● **Written request**: Retype the material that follows, keeping every word as it is.

● **Data excerpts**:

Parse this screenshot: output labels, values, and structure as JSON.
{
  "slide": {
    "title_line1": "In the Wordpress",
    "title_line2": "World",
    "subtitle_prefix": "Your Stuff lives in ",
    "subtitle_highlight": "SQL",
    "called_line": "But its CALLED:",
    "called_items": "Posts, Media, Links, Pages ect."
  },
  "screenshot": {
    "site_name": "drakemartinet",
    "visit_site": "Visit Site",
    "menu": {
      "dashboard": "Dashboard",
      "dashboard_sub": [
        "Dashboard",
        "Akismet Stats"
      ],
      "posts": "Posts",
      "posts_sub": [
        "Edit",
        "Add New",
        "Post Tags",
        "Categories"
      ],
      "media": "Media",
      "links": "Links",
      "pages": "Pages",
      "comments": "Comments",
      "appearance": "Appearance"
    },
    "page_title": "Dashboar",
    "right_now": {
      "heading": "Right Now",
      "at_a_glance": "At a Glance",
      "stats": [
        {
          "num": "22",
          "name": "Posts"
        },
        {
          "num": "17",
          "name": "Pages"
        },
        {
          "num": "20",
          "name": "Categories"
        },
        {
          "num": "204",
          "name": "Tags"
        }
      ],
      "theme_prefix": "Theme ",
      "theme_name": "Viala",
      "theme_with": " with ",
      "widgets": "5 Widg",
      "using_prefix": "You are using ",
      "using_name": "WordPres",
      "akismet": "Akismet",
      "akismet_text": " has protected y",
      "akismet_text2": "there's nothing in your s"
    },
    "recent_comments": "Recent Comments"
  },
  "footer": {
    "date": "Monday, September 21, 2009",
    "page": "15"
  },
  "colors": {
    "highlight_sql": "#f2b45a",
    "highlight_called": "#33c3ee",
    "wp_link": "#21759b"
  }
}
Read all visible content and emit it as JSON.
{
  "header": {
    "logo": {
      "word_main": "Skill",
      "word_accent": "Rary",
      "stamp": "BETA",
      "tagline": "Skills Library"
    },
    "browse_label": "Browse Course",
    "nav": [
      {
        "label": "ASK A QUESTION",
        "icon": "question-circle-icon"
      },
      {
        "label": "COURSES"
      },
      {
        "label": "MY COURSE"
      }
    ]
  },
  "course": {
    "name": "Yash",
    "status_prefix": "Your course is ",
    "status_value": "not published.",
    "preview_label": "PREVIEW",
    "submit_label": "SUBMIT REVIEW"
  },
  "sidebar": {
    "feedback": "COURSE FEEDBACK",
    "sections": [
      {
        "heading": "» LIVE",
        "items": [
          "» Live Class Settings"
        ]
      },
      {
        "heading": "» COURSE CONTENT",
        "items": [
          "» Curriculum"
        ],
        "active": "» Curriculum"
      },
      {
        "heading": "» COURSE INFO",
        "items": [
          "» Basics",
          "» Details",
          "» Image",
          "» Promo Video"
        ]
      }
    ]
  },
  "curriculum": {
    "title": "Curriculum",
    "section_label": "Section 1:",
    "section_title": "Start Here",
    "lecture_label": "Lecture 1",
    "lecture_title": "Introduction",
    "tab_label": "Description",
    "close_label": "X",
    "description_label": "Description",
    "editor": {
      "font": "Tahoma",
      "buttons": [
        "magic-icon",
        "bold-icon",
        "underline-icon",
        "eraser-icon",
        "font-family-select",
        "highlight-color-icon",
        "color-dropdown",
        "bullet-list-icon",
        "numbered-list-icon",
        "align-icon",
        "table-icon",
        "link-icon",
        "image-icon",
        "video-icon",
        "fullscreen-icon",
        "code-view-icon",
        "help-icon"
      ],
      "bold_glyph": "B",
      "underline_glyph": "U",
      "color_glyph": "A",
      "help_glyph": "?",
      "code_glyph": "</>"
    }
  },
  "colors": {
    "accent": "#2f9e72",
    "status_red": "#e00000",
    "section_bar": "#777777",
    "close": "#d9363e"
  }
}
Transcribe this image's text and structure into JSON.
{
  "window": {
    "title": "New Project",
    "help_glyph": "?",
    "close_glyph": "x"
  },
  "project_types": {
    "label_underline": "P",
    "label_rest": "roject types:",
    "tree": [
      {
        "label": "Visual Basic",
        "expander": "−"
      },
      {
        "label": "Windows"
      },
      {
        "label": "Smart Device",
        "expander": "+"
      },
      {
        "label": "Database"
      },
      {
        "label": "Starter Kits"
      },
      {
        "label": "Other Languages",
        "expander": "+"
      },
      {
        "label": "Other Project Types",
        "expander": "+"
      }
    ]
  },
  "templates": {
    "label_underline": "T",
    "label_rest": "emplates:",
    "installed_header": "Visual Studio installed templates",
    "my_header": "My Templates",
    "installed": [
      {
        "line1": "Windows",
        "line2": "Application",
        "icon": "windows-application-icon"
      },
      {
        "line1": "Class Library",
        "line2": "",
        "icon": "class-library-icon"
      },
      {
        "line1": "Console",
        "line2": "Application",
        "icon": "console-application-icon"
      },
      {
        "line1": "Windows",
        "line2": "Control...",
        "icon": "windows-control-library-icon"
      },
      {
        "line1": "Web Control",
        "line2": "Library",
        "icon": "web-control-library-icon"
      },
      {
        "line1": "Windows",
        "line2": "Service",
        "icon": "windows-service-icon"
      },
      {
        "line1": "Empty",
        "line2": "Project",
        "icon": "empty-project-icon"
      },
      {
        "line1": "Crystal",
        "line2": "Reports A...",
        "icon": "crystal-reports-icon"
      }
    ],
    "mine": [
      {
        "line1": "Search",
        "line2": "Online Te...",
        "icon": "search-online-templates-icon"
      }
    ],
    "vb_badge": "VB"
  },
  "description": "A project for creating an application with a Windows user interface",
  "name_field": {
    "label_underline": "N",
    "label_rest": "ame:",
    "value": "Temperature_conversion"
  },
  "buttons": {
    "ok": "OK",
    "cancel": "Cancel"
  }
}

● **Solution below**:
Parse this screenshot: output labels, values, and structure as JSON.
{
  "slide": {
    "title_line1": "In the Wordpress",
    "title_line2": "World",
    "subtitle_prefix": "Your Stuff lives in ",
    "subtitle_highlight": "SQL",
    "called_line": "But its CALLED:",
    "called_items": "Posts, Media, Links, Pages ect."
  },
  "screenshot": {
    "site_name": "drakemartinet",
    "visit_site": "Visit Site",
    "menu": {
      "dashboard": "Dashboard",
      "dashboard_sub": [
        "Dashboard",
        "Akismet Stats"
      ],
      "posts": "Posts",
      "posts_sub": [
        "Edit",
        "Add New",
        "Post Tags",
        "Categories"
      ],
      "media": "Media",
      "links": "Links",
      "pages": "Pages",
      "comments": "Comments",
      "appearance": "Appearance"
    },
    "page_title": "Dashboar",
    "right_now": {
      "heading": "Right Now",
      "at_a_glance": "At a Glance",
      "stats": [
        {
          "num": "22",
          "name": "Posts"
        },
        {
          "num": "17",
          "name": "Pages"
        },
        {
          "num": "20",
          "name": "Categories"
        },
        {
          "num": "204",
          "name": "Tags"
        }
      ],
      "theme_prefix": "Theme ",
      "theme_name": "Viala",
      "theme_with": " with ",
      "widgets": "5 Widg",
      "using_prefix": "You are using ",
      "using_name": "WordPres",
      "akismet": "Akismet",
      "akismet_text": " has protected y",
      "akismet_text2": "there's nothing in your s"
    },
    "recent_comments": "Recent Comments"
  },
  "footer": {
    "date": "Monday, September 21, 2009",
    "page": "15"
  },
  "colors": {
    "highlight_sql": "#f2b45a",
    "highlight_called": "#33c3ee",
    "wp_link": "#21759b"
  }
}
Read all visible content and emit it as JSON.
{
  "header": {
    "logo": {
      "word_main": "Skill",
      "word_accent": "Rary",
      "stamp": "BETA",
      "tagline": "Skills Library"
    },
    "browse_label": "Browse Course",
    "nav": [
      {
        "label": "ASK A QUESTION",
        "icon": "question-circle-icon"
      },
      {
        "label": "COURSES"
      },
      {
        "label": "MY COURSE"
      }
    ]
  },
  "course": {
    "name": "Yash",
    "status_prefix": "Your course is ",
    "status_value": "not published.",
    "preview_label": "PREVIEW",
    "submit_label": "SUBMIT REVIEW"
  },
  "sidebar": {
    "feedback": "COURSE FEEDBACK",
    "sections": [
      {
        "heading": "» LIVE",
        "items": [
          "» Live Class Settings"
        ]
      },
      {
        "heading": "» COURSE CONTENT",
        "items": [
          "» Curriculum"
        ],
        "active": "» Curriculum"
      },
      {
        "heading": "» COURSE INFO",
        "items": [
          "» Basics",
          "» Details",
          "» Image",
          "» Promo Video"
        ]
      }
    ]
  },
  "curriculum": {
    "title": "Curriculum",
    "section_label": "Section 1:",
    "section_title": "Start Here",
    "lecture_label": "Lecture 1",
    "lecture_title": "Introduction",
    "tab_label": "Description",
    "close_label": "X",
    "description_label": "Description",
    "editor": {
      "font": "Tahoma",
      "buttons": [
        "magic-icon",
        "bold-icon",
        "underline-icon",
        "eraser-icon",
        "font-family-select",
        "highlight-color-icon",
        "color-dropdown",
        "bullet-list-icon",
        "numbered-list-icon",
        "align-icon",
        "table-icon",
        "link-icon",
        "image-icon",
        "video-icon",
        "fullscreen-icon",
        "code-view-icon",
        "help-icon"
      ],
      "bold_glyph": "B",
      "underline_glyph": "U",
      "color_glyph": "A",
      "help_glyph": "?",
      "code_glyph": "</>"
    }
  },
  "colors": {
    "accent": "#2f9e72",
    "status_red": "#e00000",
    "section_bar": "#777777",
    "close": "#d9363e"
  }
}
Transcribe this image's text and structure into JSON.
{
  "window": {
    "title": "New Project",
    "help_glyph": "?",
    "close_glyph": "x"
  },
  "project_types": {
    "label_underline": "P",
    "label_rest": "roject types:",
    "tree": [
      {
        "label": "Visual Basic",
        "expander": "−"
      },
      {
        "label": "Windows"
      },
      {
        "label": "Smart Device",
        "expander": "+"
      },
      {
        "label": "Database"
      },
      {
        "label": "Starter Kits"
      },
      {
        "label": "Other Languages",
        "expander": "+"
      },
      {
        "label": "Other Project Types",
        "expander": "+"
      }
    ]
  },
  "templates": {
    "label_underline": "T",
    "label_rest": "emplates:",
    "installed_header": "Visual Studio installed templates",
    "my_header": "My Templates",
    "installed": [
      {
        "line1": "Windows",
        "line2": "Application",
        "icon": "windows-application-icon"
      },
      {
        "line1": "Class Library",
        "line2": "",
        "icon": "class-library-icon"
      },
      {
        "line1": "Console",
        "line2": "Application",
        "icon": "console-application-icon"
      },
      {
        "line1": "Windows",
        "line2": "Control...",
        "icon": "windows-control-library-icon"
      },
      {
        "line1": "Web Control",
        "line2": "Library",
        "icon": "web-control-library-icon"
      },
      {
        "line1": "Windows",
        "line2": "Service",
        "icon": "windows-service-icon"
      },
      {
        "line1": "Empty",
        "line2": "Project",
        "icon": "empty-project-icon"
      },
      {
        "line1": "Crystal",
        "line2": "Reports A...",
        "icon": "crystal-reports-icon"
      }
    ],
    "mine": [
      {
        "line1": "Search",
        "line2": "Online Te...",
        "icon": "search-online-templates-icon"
      }
    ],
    "vb_badge": "VB"
  },
  "description": "A project for creating an application with a Windows user interface",
  "name_field": {
    "label_underline": "N",
    "label_rest": "ame:",
    "value": "Temperature_conversion"
  },
  "buttons": {
    "ok": "OK",
    "cancel": "Cancel"
  }
}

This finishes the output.